◆ Source records:
==========
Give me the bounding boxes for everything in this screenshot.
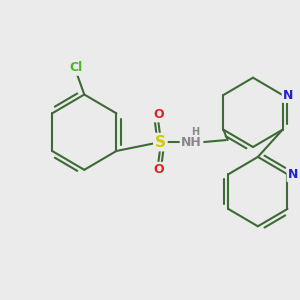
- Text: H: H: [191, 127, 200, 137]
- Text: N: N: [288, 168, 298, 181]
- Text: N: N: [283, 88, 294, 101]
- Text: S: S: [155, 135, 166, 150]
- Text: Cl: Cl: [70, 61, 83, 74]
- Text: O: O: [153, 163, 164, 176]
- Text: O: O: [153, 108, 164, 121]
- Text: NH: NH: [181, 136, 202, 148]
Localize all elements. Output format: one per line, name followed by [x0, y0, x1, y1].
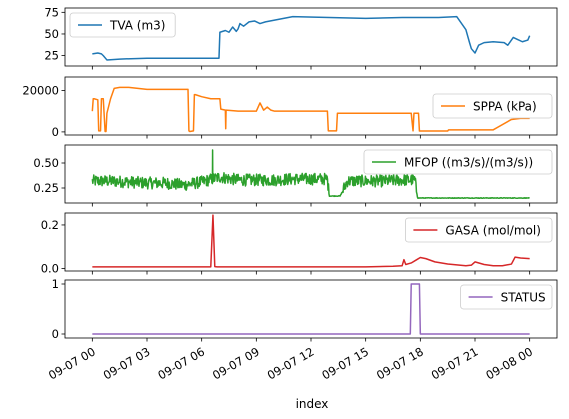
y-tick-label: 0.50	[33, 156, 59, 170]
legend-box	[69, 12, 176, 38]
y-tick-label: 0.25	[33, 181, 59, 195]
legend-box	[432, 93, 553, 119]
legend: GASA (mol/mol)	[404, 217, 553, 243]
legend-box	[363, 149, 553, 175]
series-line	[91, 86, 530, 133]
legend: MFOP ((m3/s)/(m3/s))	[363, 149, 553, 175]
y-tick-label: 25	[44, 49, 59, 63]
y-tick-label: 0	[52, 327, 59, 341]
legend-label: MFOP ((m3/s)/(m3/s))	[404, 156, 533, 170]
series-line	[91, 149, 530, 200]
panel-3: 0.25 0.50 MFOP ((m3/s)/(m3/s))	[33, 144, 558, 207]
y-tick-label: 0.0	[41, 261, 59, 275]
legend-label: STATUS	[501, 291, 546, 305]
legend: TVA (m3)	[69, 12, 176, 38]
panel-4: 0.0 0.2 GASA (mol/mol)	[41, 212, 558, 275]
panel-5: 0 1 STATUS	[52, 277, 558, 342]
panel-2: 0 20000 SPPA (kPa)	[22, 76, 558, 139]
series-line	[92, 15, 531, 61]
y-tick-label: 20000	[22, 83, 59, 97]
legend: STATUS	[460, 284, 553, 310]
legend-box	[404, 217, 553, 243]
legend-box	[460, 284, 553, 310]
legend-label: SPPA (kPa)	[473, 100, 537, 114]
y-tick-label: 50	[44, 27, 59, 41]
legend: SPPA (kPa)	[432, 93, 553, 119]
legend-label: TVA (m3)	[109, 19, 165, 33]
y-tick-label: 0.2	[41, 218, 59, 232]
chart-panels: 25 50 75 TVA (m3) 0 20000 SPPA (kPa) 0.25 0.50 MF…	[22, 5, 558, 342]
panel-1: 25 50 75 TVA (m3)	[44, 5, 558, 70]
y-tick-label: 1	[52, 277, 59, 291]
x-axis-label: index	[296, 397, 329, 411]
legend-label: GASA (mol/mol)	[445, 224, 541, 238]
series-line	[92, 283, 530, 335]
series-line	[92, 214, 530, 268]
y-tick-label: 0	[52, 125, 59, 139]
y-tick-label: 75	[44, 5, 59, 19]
==========
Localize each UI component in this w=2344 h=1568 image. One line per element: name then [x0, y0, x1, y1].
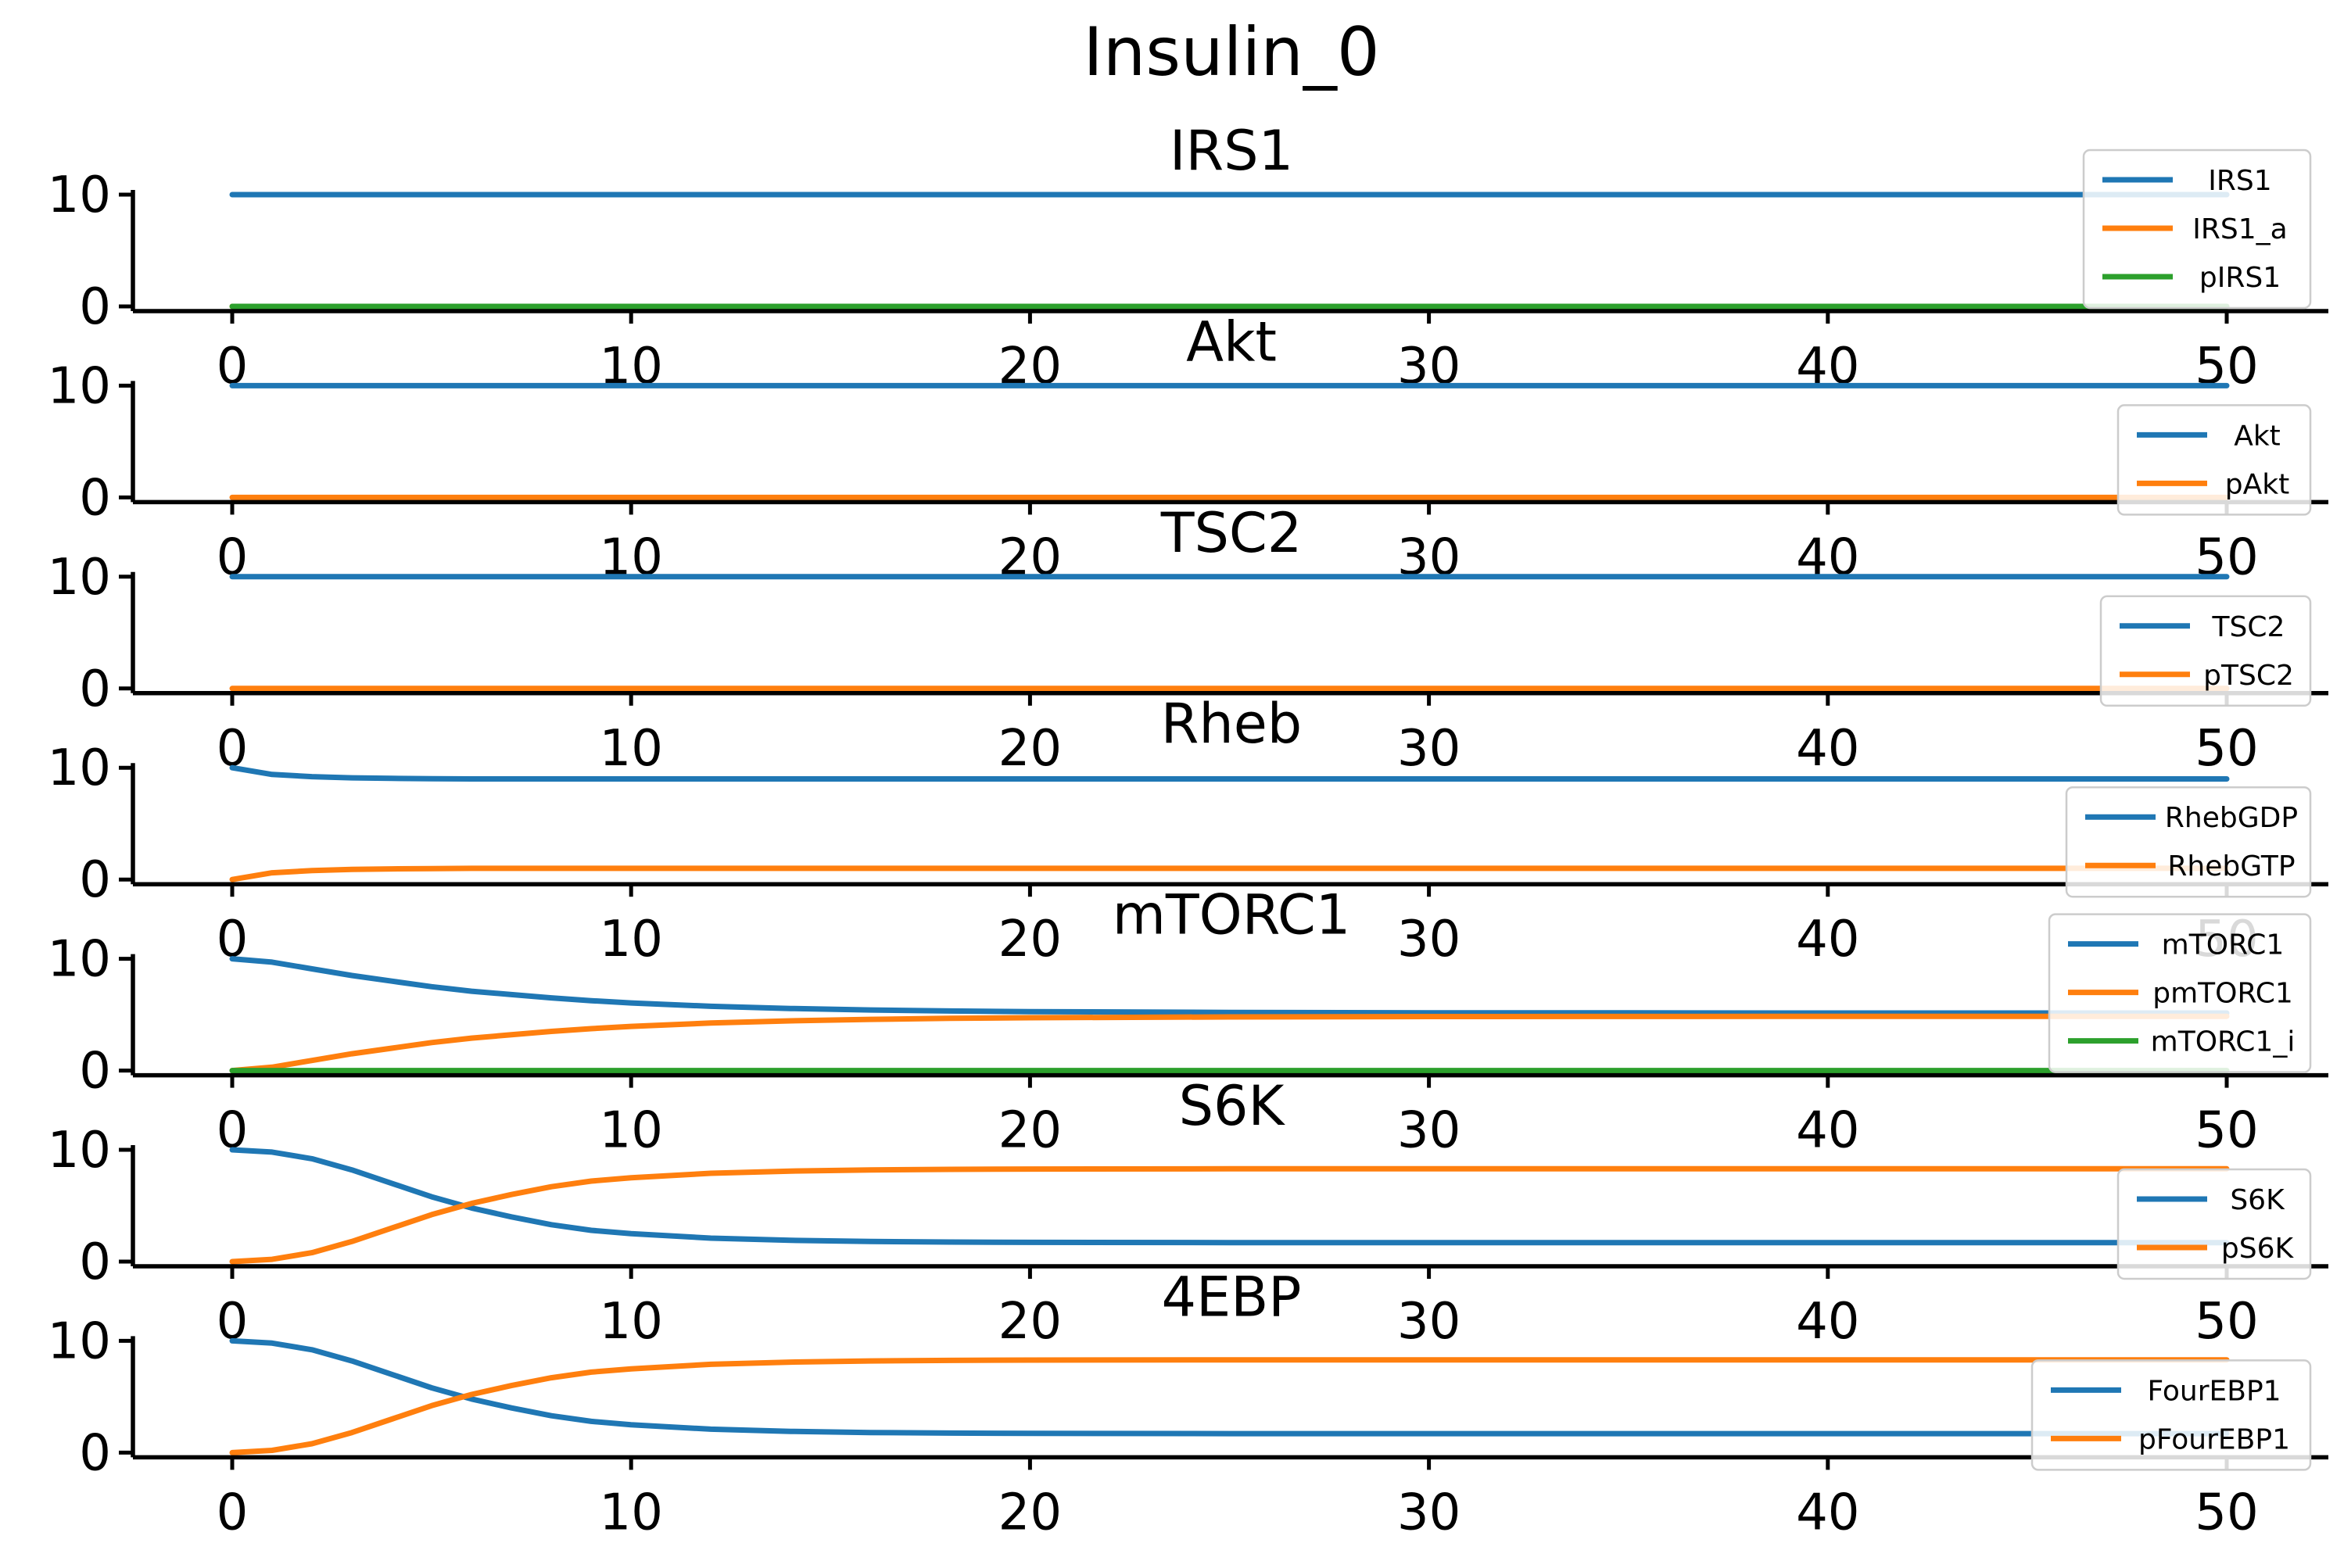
==========
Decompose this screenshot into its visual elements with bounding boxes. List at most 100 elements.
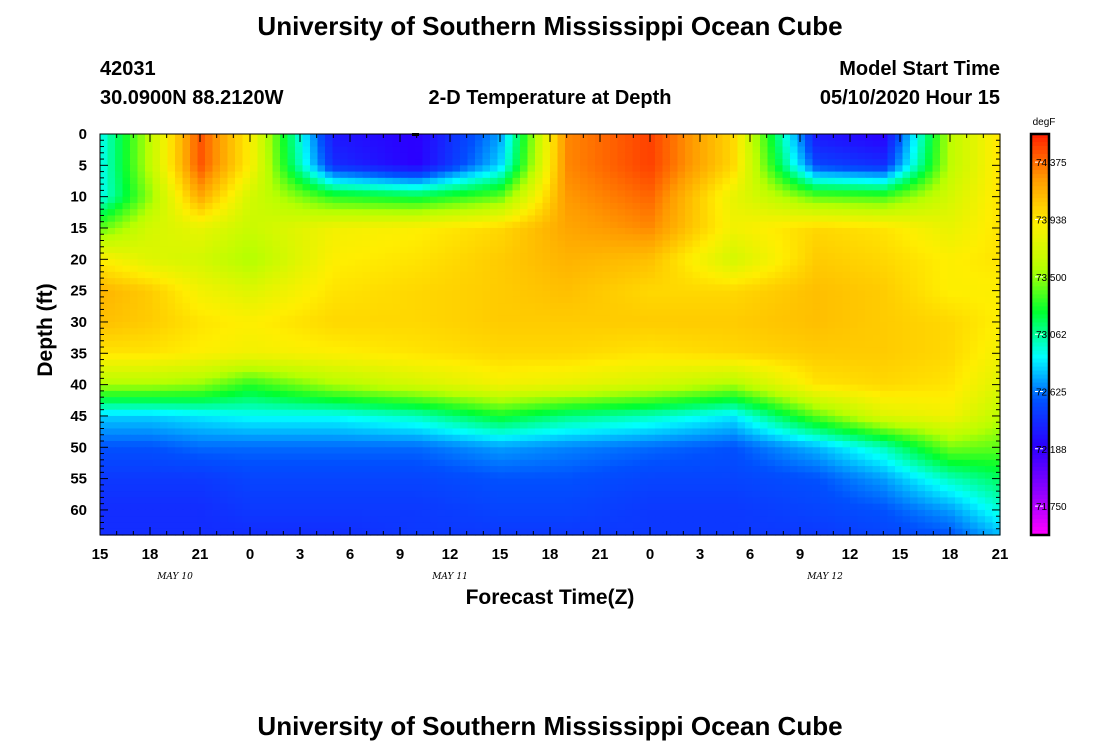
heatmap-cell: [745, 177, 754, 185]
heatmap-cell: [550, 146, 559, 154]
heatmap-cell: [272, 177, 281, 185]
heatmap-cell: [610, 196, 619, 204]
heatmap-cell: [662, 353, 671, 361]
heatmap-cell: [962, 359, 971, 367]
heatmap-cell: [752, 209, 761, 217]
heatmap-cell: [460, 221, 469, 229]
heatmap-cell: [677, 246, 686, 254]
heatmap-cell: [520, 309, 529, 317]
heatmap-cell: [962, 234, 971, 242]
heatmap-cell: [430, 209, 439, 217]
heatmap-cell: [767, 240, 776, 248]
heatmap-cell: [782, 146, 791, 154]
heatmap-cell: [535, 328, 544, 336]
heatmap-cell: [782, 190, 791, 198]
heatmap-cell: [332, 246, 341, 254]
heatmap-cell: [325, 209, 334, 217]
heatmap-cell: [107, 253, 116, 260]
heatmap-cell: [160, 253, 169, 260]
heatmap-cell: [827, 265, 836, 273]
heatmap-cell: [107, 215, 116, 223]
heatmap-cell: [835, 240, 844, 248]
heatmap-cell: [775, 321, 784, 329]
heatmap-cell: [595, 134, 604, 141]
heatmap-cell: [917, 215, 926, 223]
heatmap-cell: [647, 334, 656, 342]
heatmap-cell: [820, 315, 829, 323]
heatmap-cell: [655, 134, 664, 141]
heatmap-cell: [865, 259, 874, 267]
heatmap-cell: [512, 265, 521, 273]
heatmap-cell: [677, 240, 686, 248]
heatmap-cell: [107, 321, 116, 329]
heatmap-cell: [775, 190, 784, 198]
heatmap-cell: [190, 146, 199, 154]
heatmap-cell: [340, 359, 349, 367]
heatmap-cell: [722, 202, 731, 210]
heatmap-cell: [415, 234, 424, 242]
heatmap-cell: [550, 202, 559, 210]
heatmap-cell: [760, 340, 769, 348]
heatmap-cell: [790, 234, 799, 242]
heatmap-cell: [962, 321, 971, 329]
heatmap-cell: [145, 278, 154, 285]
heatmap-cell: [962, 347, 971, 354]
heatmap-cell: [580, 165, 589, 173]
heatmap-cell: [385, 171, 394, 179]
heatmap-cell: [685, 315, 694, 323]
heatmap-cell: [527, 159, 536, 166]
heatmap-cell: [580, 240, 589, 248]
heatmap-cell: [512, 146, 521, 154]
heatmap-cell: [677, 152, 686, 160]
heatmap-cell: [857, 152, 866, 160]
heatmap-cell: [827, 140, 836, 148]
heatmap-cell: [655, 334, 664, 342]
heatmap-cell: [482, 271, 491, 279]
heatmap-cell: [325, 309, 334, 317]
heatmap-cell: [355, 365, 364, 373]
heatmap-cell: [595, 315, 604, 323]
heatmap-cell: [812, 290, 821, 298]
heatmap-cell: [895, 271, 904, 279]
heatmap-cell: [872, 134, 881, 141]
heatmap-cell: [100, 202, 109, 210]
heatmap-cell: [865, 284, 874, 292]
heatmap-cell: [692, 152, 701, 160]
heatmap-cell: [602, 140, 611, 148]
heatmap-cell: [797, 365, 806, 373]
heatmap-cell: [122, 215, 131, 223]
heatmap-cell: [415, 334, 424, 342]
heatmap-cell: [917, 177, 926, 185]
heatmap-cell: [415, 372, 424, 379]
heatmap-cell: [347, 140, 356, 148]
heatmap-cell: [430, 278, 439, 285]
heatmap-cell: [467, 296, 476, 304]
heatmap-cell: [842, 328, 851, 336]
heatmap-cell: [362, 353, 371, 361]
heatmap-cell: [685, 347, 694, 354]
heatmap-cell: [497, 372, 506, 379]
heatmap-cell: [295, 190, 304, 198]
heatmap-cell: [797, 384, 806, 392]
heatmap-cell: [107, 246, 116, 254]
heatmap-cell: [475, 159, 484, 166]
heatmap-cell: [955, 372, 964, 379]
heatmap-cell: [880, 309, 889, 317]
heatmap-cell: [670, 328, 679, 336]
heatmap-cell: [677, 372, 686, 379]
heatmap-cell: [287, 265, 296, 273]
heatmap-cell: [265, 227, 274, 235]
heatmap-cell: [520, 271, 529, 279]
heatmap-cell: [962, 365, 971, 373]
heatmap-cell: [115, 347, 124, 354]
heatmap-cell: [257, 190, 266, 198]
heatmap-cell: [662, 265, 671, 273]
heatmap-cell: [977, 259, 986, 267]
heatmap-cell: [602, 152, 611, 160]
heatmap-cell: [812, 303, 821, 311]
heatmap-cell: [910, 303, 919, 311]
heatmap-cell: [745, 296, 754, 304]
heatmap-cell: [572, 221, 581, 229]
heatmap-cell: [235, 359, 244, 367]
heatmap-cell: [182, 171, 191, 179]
==========
◆ The request:
From the items above, copy every line word for word, starting at the line containing "Localize all elements." and ending at the line containing "86, 530, 133]", with both of those lines included. Leave the picture out of your answer.

◆ Answer:
Localize all elements. Output format: one per line, name followed by [x0, y0, x1, y1].
y-tick-label: 0.50	[33, 156, 59, 170]
legend-box	[69, 12, 176, 38]
y-tick-label: 0.25	[33, 181, 59, 195]
legend-box	[432, 93, 553, 119]
legend: GASA (mol/mol)	[404, 217, 553, 243]
legend-box	[363, 149, 553, 175]
series-line	[91, 86, 530, 133]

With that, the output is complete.